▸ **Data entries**
--- start ---

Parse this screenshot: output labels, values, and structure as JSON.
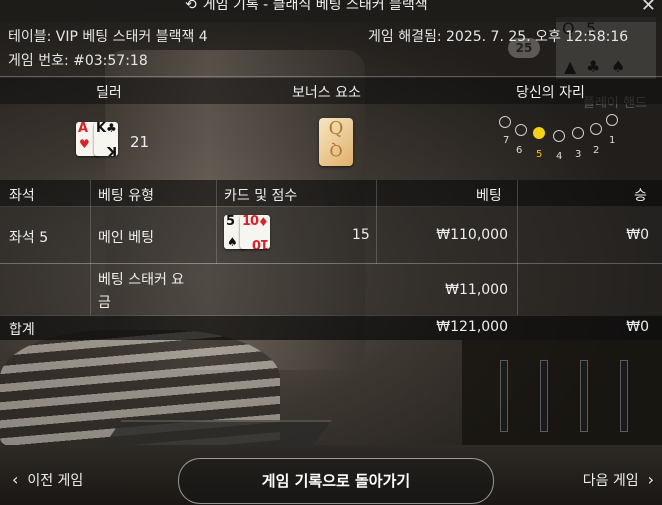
{
  "title": "게임 기록 - 클래식 베팅 스태커 블랙잭",
  "info": {
    "table": "테이블: VIP 베팅 스태커 블랙잭 4",
    "game_number": "게임 번호: #03:57:18",
    "resolved": "게임 해결됨: 2025. 7. 25. 오후 12:58:16"
  },
  "background": {
    "badge": "25",
    "hint_label": "플레이 핸드"
  },
  "hand": {
    "dealer_label": "딜러",
    "bonus_label": "보너스 요소",
    "seat_label": "당신의 자리",
    "dealer_score": "21",
    "dealer_cards": [
      {
        "rank": "A",
        "suit": "♥",
        "color": "#d8232a"
      },
      {
        "rank": "K",
        "suit": "♣",
        "color": "#111111"
      }
    ],
    "bonus_card": {
      "rank": "Q"
    },
    "seats": [
      "7",
      "6",
      "5",
      "4",
      "3",
      "2",
      "1"
    ],
    "active_seat": "5"
  },
  "bets": {
    "headers": {
      "seat": "좌석",
      "bet_type": "베팅 유형",
      "cards_score": "카드 및 점수",
      "bet": "베팅",
      "win": "승"
    },
    "rows": [
      {
        "seat": "좌석 5",
        "bet_type": "메인 베팅",
        "score": "15",
        "bet": "₩110,000",
        "win": "₩0",
        "cards": [
          {
            "rank": "5",
            "suit": "♠",
            "color": "#111111"
          },
          {
            "rank": "10",
            "suit": "♦",
            "color": "#d8232a"
          }
        ]
      },
      {
        "seat": "",
        "bet_type_line1": "베팅 스태커 요",
        "bet_type_line2": "금",
        "bet": "₩11,000",
        "win": ""
      }
    ],
    "total_label": "합계",
    "total_bet": "₩121,000",
    "total_win": "₩0"
  },
  "footer": {
    "prev": "이전 게임",
    "back": "게임 기록으로 돌아가기",
    "next": "다음 게임"
  },
  "colors": {
    "active_seat": "#f2d21b",
    "red_suit": "#d8232a"
  }
}
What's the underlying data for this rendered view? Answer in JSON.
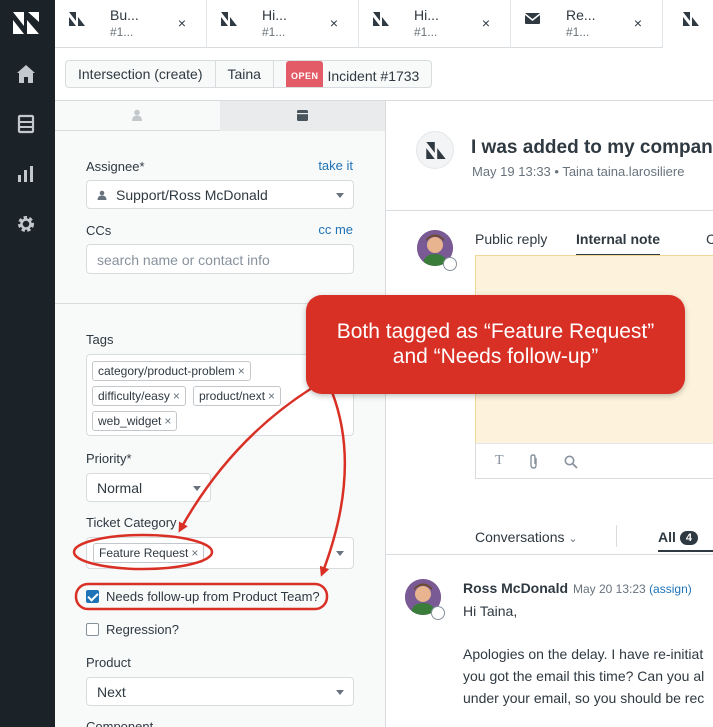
{
  "tabs": [
    {
      "title": "Bu...",
      "sub": "#1...",
      "icon": "zendesk-ticket-icon"
    },
    {
      "title": "Hi...",
      "sub": "#1...",
      "icon": "zendesk-ticket-icon"
    },
    {
      "title": "Hi...",
      "sub": "#1...",
      "icon": "zendesk-ticket-icon"
    },
    {
      "title": "Re...",
      "sub": "#1...",
      "icon": "envelope-icon"
    }
  ],
  "tab_close": "×",
  "breadcrumb": {
    "item1": "Intersection (create)",
    "item2": "Taina",
    "status": "OPEN",
    "item3": "Incident #1733"
  },
  "fields": {
    "assignee_label": "Assignee*",
    "take_it": "take it",
    "assignee_value": "Support/Ross McDonald",
    "ccs_label": "CCs",
    "cc_me": "cc me",
    "ccs_placeholder": "search name or contact info",
    "tags_label": "Tags",
    "tags": [
      "category/product-problem",
      "difficulty/easy",
      "product/next",
      "web_widget"
    ],
    "priority_label": "Priority*",
    "priority_value": "Normal",
    "category_label": "Ticket Category",
    "category_value": "Feature Request",
    "followup_label": "Needs follow-up from Product Team?",
    "followup_checked": true,
    "regression_label": "Regression?",
    "regression_checked": false,
    "product_label": "Product",
    "product_value": "Next",
    "component_label": "Component"
  },
  "ticket": {
    "subject": "I was added to my company",
    "meta": "May 19 13:33 • Taina   taina.larosiliere"
  },
  "reply": {
    "public_tab": "Public reply",
    "internal_tab": "Internal note",
    "third_tab": "C",
    "tools": [
      "T",
      "attachment-icon",
      "search-icon"
    ]
  },
  "conversation": {
    "filter_label": "Conversations",
    "all_label": "All",
    "all_count": "4",
    "author": "Ross McDonald",
    "time": "May 20 13:23",
    "assign": "(assign)",
    "lines": [
      "Hi Taina,",
      "",
      "Apologies on the delay. I have re-initiat",
      "you got the email this time? Can you al",
      "under your email, so you should be rec"
    ]
  },
  "annotation": {
    "line1": "Both tagged as “Feature Request”",
    "line2": "and “Needs follow-up”",
    "color": "#d93025"
  }
}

--- end ---

▸ **Aim**
Leave every image out, and retype the material exactly.

▸ **Final result**
Parse this screenshot: output labels, values, and structure as JSON.
{
  "title": "게임 기록 - 클래식 베팅 스태커 블랙잭",
  "info": {
    "table": "테이블: VIP 베팅 스태커 블랙잭 4",
    "game_number": "게임 번호: #03:57:18",
    "resolved": "게임 해결됨: 2025. 7. 25. 오후 12:58:16"
  },
  "background": {
    "badge": "25",
    "hint_label": "플레이 핸드"
  },
  "hand": {
    "dealer_label": "딜러",
    "bonus_label": "보너스 요소",
    "seat_label": "당신의 자리",
    "dealer_score": "21",
    "dealer_cards": [
      {
        "rank": "A",
        "suit": "♥",
        "color": "#d8232a"
      },
      {
        "rank": "K",
        "suit": "♣",
        "color": "#111111"
      }
    ],
    "bonus_card": {
      "rank": "Q"
    },
    "seats": [
      "7",
      "6",
      "5",
      "4",
      "3",
      "2",
      "1"
    ],
    "active_seat": "5"
  },
  "bets": {
    "headers": {
      "seat": "좌석",
      "bet_type": "베팅 유형",
      "cards_score": "카드 및 점수",
      "bet": "베팅",
      "win": "승"
    },
    "rows": [
      {
        "seat": "좌석 5",
        "bet_type": "메인 베팅",
        "score": "15",
        "bet": "₩110,000",
        "win": "₩0",
        "cards": [
          {
            "rank": "5",
            "suit": "♠",
            "color": "#111111"
          },
          {
            "rank": "10",
            "suit": "♦",
            "color": "#d8232a"
          }
        ]
      },
      {
        "seat": "",
        "bet_type_line1": "베팅 스태커 요",
        "bet_type_line2": "금",
        "bet": "₩11,000",
        "win": ""
      }
    ],
    "total_label": "합계",
    "total_bet": "₩121,000",
    "total_win": "₩0"
  },
  "footer": {
    "prev": "이전 게임",
    "back": "게임 기록으로 돌아가기",
    "next": "다음 게임"
  },
  "colors": {
    "active_seat": "#f2d21b",
    "red_suit": "#d8232a"
  }
}
What's the underlying data for this rendered view? Answer in JSON.
{
  "tabs": [
    {
      "title": "Bu...",
      "sub": "#1...",
      "icon": "zendesk-ticket-icon"
    },
    {
      "title": "Hi...",
      "sub": "#1...",
      "icon": "zendesk-ticket-icon"
    },
    {
      "title": "Hi...",
      "sub": "#1...",
      "icon": "zendesk-ticket-icon"
    },
    {
      "title": "Re...",
      "sub": "#1...",
      "icon": "envelope-icon"
    }
  ],
  "tab_close": "×",
  "breadcrumb": {
    "item1": "Intersection (create)",
    "item2": "Taina",
    "status": "OPEN",
    "item3": "Incident #1733"
  },
  "fields": {
    "assignee_label": "Assignee*",
    "take_it": "take it",
    "assignee_value": "Support/Ross McDonald",
    "ccs_label": "CCs",
    "cc_me": "cc me",
    "ccs_placeholder": "search name or contact info",
    "tags_label": "Tags",
    "tags": [
      "category/product-problem",
      "difficulty/easy",
      "product/next",
      "web_widget"
    ],
    "priority_label": "Priority*",
    "priority_value": "Normal",
    "category_label": "Ticket Category",
    "category_value": "Feature Request",
    "followup_label": "Needs follow-up from Product Team?",
    "followup_checked": true,
    "regression_label": "Regression?",
    "regression_checked": false,
    "product_label": "Product",
    "product_value": "Next",
    "component_label": "Component"
  },
  "ticket": {
    "subject": "I was added to my company",
    "meta": "May 19 13:33 • Taina   taina.larosiliere"
  },
  "reply": {
    "public_tab": "Public reply",
    "internal_tab": "Internal note",
    "third_tab": "C",
    "tools": [
      "T",
      "attachment-icon",
      "search-icon"
    ]
  },
  "conversation": {
    "filter_label": "Conversations",
    "all_label": "All",
    "all_count": "4",
    "author": "Ross McDonald",
    "time": "May 20 13:23",
    "assign": "(assign)",
    "lines": [
      "Hi Taina,",
      "",
      "Apologies on the delay. I have re-initiat",
      "you got the email this time? Can you al",
      "under your email, so you should be rec"
    ]
  },
  "annotation": {
    "line1": "Both tagged as “Feature Request”",
    "line2": "and “Needs follow-up”",
    "color": "#d93025"
  }
}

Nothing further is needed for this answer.